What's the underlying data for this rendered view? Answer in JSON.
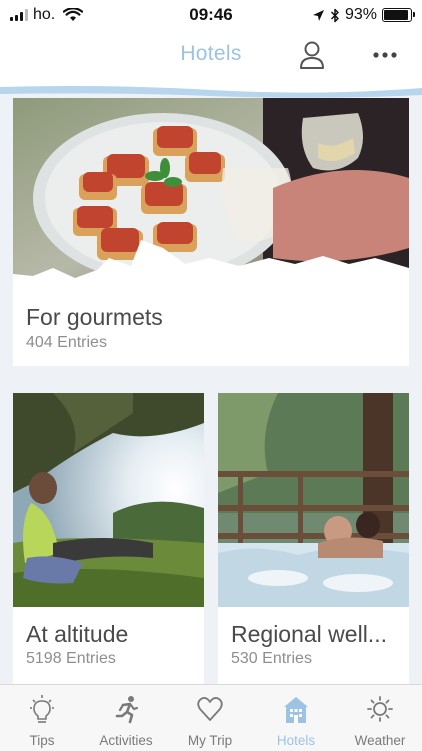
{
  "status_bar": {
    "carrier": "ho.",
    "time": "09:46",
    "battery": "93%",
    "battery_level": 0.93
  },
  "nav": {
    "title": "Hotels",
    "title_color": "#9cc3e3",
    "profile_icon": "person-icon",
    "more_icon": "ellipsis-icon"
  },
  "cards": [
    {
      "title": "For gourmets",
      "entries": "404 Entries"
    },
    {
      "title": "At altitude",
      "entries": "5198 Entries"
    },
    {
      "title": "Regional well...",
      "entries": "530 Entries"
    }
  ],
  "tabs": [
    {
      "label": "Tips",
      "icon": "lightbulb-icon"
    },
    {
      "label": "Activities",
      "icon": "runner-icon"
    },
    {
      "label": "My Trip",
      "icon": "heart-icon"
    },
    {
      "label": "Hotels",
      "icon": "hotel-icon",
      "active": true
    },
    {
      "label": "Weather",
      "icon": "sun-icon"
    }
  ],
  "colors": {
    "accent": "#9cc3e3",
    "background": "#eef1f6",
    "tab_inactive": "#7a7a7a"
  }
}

------------------------------------------------------------------------

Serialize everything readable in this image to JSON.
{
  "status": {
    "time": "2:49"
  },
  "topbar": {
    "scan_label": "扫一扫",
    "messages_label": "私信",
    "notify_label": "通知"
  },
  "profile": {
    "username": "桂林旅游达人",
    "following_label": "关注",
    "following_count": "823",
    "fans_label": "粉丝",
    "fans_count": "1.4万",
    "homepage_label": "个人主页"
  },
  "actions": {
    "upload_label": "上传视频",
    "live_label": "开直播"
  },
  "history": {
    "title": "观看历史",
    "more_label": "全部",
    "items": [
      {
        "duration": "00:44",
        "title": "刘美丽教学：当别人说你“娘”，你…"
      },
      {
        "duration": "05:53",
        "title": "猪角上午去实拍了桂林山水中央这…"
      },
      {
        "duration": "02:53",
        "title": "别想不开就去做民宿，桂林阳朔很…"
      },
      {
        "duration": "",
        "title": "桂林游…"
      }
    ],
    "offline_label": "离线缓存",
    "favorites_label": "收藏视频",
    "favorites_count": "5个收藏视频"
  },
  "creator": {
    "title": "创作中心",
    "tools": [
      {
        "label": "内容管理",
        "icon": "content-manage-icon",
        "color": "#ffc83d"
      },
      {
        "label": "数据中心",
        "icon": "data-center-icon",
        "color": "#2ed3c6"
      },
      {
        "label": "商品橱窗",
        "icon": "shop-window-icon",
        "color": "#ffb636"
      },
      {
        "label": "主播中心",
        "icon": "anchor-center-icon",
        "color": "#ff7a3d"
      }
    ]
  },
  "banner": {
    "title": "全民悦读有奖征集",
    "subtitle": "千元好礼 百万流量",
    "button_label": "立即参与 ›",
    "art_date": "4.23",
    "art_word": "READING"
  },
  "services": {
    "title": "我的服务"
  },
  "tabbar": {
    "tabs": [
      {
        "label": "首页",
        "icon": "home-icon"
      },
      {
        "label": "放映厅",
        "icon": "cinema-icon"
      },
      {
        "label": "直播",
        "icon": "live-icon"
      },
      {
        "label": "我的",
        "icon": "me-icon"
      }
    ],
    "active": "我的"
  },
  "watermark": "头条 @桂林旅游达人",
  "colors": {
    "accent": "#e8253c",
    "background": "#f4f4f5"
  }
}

------------------------------------------------------------------------

Exercise instructions | Find the lines that include the string "entries", then copy each of them.

Output for this task |
      "entries": "404 Entries"
      "entries": "5198 Entries"
      "entries": "530 Entries"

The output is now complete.